* _DIRECTIVE_: Scan the material and copy every line in which "type" appears.

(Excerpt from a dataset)
..........
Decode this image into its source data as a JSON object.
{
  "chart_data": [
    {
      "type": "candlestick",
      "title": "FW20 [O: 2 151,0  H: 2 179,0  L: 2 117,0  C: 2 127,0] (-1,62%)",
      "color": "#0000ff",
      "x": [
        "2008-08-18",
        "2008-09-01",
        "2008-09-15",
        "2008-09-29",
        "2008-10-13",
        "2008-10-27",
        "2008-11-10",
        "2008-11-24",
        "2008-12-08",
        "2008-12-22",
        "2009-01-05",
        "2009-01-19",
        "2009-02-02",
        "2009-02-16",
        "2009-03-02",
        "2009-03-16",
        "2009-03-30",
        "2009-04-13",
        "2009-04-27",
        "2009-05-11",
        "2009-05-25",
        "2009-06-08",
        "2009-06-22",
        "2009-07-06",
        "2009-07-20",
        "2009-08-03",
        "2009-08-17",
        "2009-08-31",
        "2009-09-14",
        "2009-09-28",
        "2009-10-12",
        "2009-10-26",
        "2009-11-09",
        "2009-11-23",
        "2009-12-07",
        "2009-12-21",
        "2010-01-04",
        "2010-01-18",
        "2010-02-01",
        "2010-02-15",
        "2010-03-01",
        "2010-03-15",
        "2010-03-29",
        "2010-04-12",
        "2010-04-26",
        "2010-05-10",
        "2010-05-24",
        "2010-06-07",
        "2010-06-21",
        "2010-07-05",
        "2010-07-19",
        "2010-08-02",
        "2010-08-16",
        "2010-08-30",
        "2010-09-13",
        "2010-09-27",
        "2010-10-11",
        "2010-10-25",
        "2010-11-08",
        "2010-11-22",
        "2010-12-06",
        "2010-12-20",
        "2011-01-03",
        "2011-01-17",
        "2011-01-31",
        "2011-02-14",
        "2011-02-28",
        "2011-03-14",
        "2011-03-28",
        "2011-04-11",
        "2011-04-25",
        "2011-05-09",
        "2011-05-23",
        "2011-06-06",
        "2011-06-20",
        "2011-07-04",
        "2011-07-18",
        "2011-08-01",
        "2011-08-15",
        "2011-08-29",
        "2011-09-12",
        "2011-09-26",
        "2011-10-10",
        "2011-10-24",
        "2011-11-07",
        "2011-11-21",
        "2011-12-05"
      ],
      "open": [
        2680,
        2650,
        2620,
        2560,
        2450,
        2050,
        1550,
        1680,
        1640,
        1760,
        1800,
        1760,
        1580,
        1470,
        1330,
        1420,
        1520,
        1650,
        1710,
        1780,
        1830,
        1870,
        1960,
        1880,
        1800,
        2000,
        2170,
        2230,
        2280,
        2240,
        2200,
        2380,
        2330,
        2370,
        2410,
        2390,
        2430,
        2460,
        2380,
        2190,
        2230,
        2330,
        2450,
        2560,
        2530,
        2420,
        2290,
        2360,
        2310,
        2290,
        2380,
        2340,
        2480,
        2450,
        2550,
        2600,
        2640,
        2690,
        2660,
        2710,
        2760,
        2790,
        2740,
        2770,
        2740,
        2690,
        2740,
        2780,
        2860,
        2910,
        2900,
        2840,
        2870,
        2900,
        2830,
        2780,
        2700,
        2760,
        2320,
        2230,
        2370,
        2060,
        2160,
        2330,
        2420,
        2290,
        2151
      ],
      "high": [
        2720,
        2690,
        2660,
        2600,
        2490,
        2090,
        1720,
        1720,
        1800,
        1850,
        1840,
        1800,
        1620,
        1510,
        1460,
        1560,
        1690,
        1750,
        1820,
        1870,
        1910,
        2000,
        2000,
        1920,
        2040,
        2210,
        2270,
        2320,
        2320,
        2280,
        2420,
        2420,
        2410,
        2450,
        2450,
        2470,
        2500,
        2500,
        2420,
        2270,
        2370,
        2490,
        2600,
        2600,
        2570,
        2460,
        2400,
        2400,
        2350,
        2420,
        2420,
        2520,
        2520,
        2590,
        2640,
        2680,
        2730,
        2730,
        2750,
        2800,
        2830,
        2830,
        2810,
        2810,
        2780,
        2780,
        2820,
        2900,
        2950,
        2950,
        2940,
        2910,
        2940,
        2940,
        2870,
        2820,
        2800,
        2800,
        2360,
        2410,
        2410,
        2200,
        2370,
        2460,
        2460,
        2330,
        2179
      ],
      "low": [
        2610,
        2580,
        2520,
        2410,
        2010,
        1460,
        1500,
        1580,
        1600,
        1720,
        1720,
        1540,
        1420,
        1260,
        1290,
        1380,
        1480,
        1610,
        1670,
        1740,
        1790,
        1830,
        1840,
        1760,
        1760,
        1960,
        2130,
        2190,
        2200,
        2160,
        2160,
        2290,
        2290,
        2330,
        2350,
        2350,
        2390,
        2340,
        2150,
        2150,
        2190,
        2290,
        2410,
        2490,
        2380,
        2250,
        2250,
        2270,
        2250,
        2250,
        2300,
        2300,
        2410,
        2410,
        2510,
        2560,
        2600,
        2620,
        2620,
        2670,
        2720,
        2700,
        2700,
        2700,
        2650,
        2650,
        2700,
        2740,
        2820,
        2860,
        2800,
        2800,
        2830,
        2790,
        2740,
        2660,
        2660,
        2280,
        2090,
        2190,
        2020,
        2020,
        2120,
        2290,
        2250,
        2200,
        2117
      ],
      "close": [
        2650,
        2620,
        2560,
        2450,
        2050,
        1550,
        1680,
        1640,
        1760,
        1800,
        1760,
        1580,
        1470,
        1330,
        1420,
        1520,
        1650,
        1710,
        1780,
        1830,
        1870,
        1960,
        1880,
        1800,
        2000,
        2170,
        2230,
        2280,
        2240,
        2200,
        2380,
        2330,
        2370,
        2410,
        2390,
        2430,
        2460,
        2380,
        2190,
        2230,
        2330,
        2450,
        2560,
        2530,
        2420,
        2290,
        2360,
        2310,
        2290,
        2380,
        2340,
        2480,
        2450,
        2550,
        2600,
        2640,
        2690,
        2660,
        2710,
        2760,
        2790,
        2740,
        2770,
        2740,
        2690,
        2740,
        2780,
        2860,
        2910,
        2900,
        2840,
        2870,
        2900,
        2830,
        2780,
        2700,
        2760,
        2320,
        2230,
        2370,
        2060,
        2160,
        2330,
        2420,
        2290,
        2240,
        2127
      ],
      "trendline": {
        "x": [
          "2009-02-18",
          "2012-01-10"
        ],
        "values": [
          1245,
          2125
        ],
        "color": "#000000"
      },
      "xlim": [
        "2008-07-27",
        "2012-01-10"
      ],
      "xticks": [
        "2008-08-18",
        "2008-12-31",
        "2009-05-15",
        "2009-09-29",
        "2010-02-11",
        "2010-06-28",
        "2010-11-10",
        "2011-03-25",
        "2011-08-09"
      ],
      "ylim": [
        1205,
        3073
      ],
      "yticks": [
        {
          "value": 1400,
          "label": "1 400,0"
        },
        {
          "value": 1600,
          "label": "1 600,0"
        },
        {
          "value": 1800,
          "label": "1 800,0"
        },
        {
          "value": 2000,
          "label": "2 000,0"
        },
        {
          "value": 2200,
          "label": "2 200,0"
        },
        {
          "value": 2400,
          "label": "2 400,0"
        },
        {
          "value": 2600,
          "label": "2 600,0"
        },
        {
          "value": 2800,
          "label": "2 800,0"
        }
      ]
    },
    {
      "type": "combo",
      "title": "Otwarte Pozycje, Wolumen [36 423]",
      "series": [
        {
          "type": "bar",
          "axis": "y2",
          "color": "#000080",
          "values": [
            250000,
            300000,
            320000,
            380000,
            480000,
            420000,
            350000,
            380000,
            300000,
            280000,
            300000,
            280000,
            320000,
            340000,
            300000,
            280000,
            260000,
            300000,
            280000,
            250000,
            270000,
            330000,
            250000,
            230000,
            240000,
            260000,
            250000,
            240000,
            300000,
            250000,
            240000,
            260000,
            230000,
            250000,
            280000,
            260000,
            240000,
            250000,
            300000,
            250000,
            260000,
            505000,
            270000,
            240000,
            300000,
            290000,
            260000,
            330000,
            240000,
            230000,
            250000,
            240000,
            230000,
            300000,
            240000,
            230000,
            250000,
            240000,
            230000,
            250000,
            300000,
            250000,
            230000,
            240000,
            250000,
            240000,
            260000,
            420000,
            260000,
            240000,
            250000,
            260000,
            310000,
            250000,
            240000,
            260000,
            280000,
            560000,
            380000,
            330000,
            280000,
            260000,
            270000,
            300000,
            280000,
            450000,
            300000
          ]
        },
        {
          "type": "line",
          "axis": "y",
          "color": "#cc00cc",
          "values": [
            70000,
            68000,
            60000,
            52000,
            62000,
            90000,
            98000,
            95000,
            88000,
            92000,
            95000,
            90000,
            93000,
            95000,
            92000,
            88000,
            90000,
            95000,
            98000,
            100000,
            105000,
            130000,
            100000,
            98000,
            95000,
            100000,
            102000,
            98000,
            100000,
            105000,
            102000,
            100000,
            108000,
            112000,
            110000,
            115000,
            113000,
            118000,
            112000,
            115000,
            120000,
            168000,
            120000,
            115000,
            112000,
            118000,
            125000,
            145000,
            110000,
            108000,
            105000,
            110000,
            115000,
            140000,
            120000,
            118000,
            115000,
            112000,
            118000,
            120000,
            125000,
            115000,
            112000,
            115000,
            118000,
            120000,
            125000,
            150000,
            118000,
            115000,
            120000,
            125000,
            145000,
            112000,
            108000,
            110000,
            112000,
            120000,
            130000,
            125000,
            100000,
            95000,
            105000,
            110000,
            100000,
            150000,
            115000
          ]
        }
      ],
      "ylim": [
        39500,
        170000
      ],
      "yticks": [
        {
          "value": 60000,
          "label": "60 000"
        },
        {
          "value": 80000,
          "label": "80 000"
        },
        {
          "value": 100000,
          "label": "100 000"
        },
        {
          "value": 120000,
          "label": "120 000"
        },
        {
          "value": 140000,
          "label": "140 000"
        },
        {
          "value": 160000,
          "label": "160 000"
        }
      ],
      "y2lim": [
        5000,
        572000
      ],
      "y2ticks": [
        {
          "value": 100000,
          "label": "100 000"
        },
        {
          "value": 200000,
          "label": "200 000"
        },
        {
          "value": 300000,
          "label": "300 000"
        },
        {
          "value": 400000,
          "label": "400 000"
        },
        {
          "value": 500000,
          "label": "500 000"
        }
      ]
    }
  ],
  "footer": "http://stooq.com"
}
..........
* _SOLUTION TO THIS TASK_:
      "type": "candlestick",
      "type": "combo",
          "type": "bar",
          "type": "line",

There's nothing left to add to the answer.